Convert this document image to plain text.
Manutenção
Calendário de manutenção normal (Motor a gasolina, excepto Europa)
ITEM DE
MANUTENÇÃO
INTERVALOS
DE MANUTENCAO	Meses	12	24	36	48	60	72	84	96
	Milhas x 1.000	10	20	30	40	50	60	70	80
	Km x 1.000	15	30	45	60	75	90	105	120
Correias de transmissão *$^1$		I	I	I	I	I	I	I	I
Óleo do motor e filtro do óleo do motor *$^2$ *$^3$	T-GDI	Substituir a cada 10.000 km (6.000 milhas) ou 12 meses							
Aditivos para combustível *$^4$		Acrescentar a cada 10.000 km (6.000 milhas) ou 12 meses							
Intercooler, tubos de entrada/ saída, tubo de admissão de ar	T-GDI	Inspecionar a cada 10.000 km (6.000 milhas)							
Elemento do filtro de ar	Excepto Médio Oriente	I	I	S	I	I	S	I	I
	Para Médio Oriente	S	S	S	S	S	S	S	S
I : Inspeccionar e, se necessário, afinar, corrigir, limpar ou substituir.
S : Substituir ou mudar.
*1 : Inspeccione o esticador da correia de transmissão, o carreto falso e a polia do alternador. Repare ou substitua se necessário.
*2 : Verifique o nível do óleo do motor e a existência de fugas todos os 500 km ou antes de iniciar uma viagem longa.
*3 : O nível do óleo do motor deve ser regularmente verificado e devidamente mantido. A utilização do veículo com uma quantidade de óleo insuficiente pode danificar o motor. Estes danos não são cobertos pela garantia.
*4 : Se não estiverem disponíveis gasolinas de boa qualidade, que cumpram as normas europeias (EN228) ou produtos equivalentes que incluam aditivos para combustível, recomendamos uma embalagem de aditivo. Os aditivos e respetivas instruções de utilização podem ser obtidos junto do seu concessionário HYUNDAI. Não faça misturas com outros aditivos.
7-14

****************

Your objective:
Extract the entries above verbatim.

Full answer:
Convert this document image to plain text.
Manutenção
Calendário de manutenção normal (Motor a gasolina, excepto Europa)
ITEM DE
MANUTENÇÃO
INTERVALOS
DE MANUTENCAO	Meses	12	24	36	48	60	72	84	96
	Milhas x 1.000	10	20	30	40	50	60	70	80
	Km x 1.000	15	30	45	60	75	90	105	120
Correias de transmissão *$^1$		I	I	I	I	I	I	I	I
Óleo do motor e filtro do óleo do motor *$^2$ *$^3$	T-GDI	Substituir a cada 10.000 km (6.000 milhas) ou 12 meses							
Aditivos para combustível *$^4$		Acrescentar a cada 10.000 km (6.000 milhas) ou 12 meses							
Intercooler, tubos de entrada/ saída, tubo de admissão de ar	T-GDI	Inspecionar a cada 10.000 km (6.000 milhas)							
Elemento do filtro de ar	Excepto Médio Oriente	I	I	S	I	I	S	I	I
	Para Médio Oriente	S	S	S	S	S	S	S	S
I : Inspeccionar e, se necessário, afinar, corrigir, limpar ou substituir.
S : Substituir ou mudar.
*1 : Inspeccione o esticador da correia de transmissão, o carreto falso e a polia do alternador. Repare ou substitua se necessário.
*2 : Verifique o nível do óleo do motor e a existência de fugas todos os 500 km ou antes de iniciar uma viagem longa.
*3 : O nível do óleo do motor deve ser regularmente verificado e devidamente mantido. A utilização do veículo com uma quantidade de óleo insuficiente pode danificar o motor. Estes danos não são cobertos pela garantia.
*4 : Se não estiverem disponíveis gasolinas de boa qualidade, que cumpram as normas europeias (EN228) ou produtos equivalentes que incluam aditivos para combustível, recomendamos uma embalagem de aditivo. Os aditivos e respetivas instruções de utilização podem ser obtidos junto do seu concessionário HYUNDAI. Não faça misturas com outros aditivos.
7-14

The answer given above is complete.